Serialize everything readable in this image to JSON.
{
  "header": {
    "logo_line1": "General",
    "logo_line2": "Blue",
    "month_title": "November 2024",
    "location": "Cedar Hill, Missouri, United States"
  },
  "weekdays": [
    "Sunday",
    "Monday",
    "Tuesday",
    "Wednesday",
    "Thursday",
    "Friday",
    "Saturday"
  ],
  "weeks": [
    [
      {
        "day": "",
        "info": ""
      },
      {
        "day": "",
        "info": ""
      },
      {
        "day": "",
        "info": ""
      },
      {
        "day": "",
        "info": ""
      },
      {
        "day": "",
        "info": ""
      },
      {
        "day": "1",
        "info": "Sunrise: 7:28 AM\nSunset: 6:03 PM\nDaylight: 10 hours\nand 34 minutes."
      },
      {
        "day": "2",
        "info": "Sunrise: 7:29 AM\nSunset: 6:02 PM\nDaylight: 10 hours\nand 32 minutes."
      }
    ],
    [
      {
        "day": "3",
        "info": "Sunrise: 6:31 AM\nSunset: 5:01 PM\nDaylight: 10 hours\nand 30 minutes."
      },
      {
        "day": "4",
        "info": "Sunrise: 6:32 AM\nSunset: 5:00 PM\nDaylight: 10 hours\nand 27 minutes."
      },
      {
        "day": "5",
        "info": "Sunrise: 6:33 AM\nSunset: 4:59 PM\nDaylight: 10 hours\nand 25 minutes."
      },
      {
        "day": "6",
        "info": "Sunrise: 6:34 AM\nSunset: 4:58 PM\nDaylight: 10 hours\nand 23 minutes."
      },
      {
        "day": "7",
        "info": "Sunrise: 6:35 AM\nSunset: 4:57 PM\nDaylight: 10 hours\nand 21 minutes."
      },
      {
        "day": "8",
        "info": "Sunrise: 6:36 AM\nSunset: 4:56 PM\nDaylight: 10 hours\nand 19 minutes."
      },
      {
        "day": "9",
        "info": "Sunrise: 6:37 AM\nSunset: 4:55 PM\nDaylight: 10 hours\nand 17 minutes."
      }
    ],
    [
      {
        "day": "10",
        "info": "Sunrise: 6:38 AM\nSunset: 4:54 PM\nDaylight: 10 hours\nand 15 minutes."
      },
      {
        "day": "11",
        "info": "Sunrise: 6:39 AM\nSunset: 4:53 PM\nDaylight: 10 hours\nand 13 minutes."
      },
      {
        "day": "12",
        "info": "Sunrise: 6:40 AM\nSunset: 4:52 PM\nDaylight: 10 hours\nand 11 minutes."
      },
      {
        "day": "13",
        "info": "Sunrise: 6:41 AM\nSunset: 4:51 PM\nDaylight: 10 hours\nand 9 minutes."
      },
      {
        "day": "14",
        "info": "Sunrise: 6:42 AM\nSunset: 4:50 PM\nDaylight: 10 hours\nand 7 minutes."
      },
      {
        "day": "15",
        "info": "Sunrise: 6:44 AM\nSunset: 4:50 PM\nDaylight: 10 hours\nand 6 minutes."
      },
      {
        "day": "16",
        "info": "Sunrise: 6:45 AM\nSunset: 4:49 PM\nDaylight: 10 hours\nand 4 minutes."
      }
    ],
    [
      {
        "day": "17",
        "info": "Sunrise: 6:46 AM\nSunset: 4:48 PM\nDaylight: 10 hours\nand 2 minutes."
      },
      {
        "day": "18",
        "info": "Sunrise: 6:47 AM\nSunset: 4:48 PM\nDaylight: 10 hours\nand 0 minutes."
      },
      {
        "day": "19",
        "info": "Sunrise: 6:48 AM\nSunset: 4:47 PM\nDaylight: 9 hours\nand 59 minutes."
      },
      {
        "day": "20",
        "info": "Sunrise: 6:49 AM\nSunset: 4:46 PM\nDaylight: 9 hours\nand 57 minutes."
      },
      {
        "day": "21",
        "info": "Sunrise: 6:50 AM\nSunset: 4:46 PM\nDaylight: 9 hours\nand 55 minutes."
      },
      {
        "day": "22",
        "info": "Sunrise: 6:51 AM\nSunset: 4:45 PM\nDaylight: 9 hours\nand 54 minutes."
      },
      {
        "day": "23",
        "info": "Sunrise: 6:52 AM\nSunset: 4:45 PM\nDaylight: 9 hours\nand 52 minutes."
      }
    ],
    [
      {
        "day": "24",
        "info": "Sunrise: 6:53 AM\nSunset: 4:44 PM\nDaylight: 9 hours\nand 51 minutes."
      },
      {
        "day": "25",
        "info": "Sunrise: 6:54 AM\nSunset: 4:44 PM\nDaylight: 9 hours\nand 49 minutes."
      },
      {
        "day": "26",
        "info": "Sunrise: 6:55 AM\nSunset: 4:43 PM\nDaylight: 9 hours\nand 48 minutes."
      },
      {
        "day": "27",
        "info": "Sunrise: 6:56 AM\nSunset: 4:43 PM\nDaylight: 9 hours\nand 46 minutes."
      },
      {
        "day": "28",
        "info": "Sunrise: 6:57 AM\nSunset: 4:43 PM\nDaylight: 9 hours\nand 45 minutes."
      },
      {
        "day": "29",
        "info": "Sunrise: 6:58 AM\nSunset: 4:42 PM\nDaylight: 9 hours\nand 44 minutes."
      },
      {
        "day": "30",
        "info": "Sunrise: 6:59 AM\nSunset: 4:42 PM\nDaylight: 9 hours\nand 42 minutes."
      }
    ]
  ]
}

» Aim of the task: Using the data above, print every record exactly as shown.

» Response for this exercise:
Serialize everything readable in this image to JSON.
{
  "header": {
    "logo_line1": "General",
    "logo_line2": "Blue",
    "month_title": "November 2024",
    "location": "Cedar Hill, Missouri, United States"
  },
  "weekdays": [
    "Sunday",
    "Monday",
    "Tuesday",
    "Wednesday",
    "Thursday",
    "Friday",
    "Saturday"
  ],
  "weeks": [
    [
      {
        "day": "",
        "info": ""
      },
      {
        "day": "",
        "info": ""
      },
      {
        "day": "",
        "info": ""
      },
      {
        "day": "",
        "info": ""
      },
      {
        "day": "",
        "info": ""
      },
      {
        "day": "1",
        "info": "Sunrise: 7:28 AM\nSunset: 6:03 PM\nDaylight: 10 hours\nand 34 minutes."
      },
      {
        "day": "2",
        "info": "Sunrise: 7:29 AM\nSunset: 6:02 PM\nDaylight: 10 hours\nand 32 minutes."
      }
    ],
    [
      {
        "day": "3",
        "info": "Sunrise: 6:31 AM\nSunset: 5:01 PM\nDaylight: 10 hours\nand 30 minutes."
      },
      {
        "day": "4",
        "info": "Sunrise: 6:32 AM\nSunset: 5:00 PM\nDaylight: 10 hours\nand 27 minutes."
      },
      {
        "day": "5",
        "info": "Sunrise: 6:33 AM\nSunset: 4:59 PM\nDaylight: 10 hours\nand 25 minutes."
      },
      {
        "day": "6",
        "info": "Sunrise: 6:34 AM\nSunset: 4:58 PM\nDaylight: 10 hours\nand 23 minutes."
      },
      {
        "day": "7",
        "info": "Sunrise: 6:35 AM\nSunset: 4:57 PM\nDaylight: 10 hours\nand 21 minutes."
      },
      {
        "day": "8",
        "info": "Sunrise: 6:36 AM\nSunset: 4:56 PM\nDaylight: 10 hours\nand 19 minutes."
      },
      {
        "day": "9",
        "info": "Sunrise: 6:37 AM\nSunset: 4:55 PM\nDaylight: 10 hours\nand 17 minutes."
      }
    ],
    [
      {
        "day": "10",
        "info": "Sunrise: 6:38 AM\nSunset: 4:54 PM\nDaylight: 10 hours\nand 15 minutes."
      },
      {
        "day": "11",
        "info": "Sunrise: 6:39 AM\nSunset: 4:53 PM\nDaylight: 10 hours\nand 13 minutes."
      },
      {
        "day": "12",
        "info": "Sunrise: 6:40 AM\nSunset: 4:52 PM\nDaylight: 10 hours\nand 11 minutes."
      },
      {
        "day": "13",
        "info": "Sunrise: 6:41 AM\nSunset: 4:51 PM\nDaylight: 10 hours\nand 9 minutes."
      },
      {
        "day": "14",
        "info": "Sunrise: 6:42 AM\nSunset: 4:50 PM\nDaylight: 10 hours\nand 7 minutes."
      },
      {
        "day": "15",
        "info": "Sunrise: 6:44 AM\nSunset: 4:50 PM\nDaylight: 10 hours\nand 6 minutes."
      },
      {
        "day": "16",
        "info": "Sunrise: 6:45 AM\nSunset: 4:49 PM\nDaylight: 10 hours\nand 4 minutes."
      }
    ],
    [
      {
        "day": "17",
        "info": "Sunrise: 6:46 AM\nSunset: 4:48 PM\nDaylight: 10 hours\nand 2 minutes."
      },
      {
        "day": "18",
        "info": "Sunrise: 6:47 AM\nSunset: 4:48 PM\nDaylight: 10 hours\nand 0 minutes."
      },
      {
        "day": "19",
        "info": "Sunrise: 6:48 AM\nSunset: 4:47 PM\nDaylight: 9 hours\nand 59 minutes."
      },
      {
        "day": "20",
        "info": "Sunrise: 6:49 AM\nSunset: 4:46 PM\nDaylight: 9 hours\nand 57 minutes."
      },
      {
        "day": "21",
        "info": "Sunrise: 6:50 AM\nSunset: 4:46 PM\nDaylight: 9 hours\nand 55 minutes."
      },
      {
        "day": "22",
        "info": "Sunrise: 6:51 AM\nSunset: 4:45 PM\nDaylight: 9 hours\nand 54 minutes."
      },
      {
        "day": "23",
        "info": "Sunrise: 6:52 AM\nSunset: 4:45 PM\nDaylight: 9 hours\nand 52 minutes."
      }
    ],
    [
      {
        "day": "24",
        "info": "Sunrise: 6:53 AM\nSunset: 4:44 PM\nDaylight: 9 hours\nand 51 minutes."
      },
      {
        "day": "25",
        "info": "Sunrise: 6:54 AM\nSunset: 4:44 PM\nDaylight: 9 hours\nand 49 minutes."
      },
      {
        "day": "26",
        "info": "Sunrise: 6:55 AM\nSunset: 4:43 PM\nDaylight: 9 hours\nand 48 minutes."
      },
      {
        "day": "27",
        "info": "Sunrise: 6:56 AM\nSunset: 4:43 PM\nDaylight: 9 hours\nand 46 minutes."
      },
      {
        "day": "28",
        "info": "Sunrise: 6:57 AM\nSunset: 4:43 PM\nDaylight: 9 hours\nand 45 minutes."
      },
      {
        "day": "29",
        "info": "Sunrise: 6:58 AM\nSunset: 4:42 PM\nDaylight: 9 hours\nand 44 minutes."
      },
      {
        "day": "30",
        "info": "Sunrise: 6:59 AM\nSunset: 4:42 PM\nDaylight: 9 hours\nand 42 minutes."
      }
    ]
  ]
}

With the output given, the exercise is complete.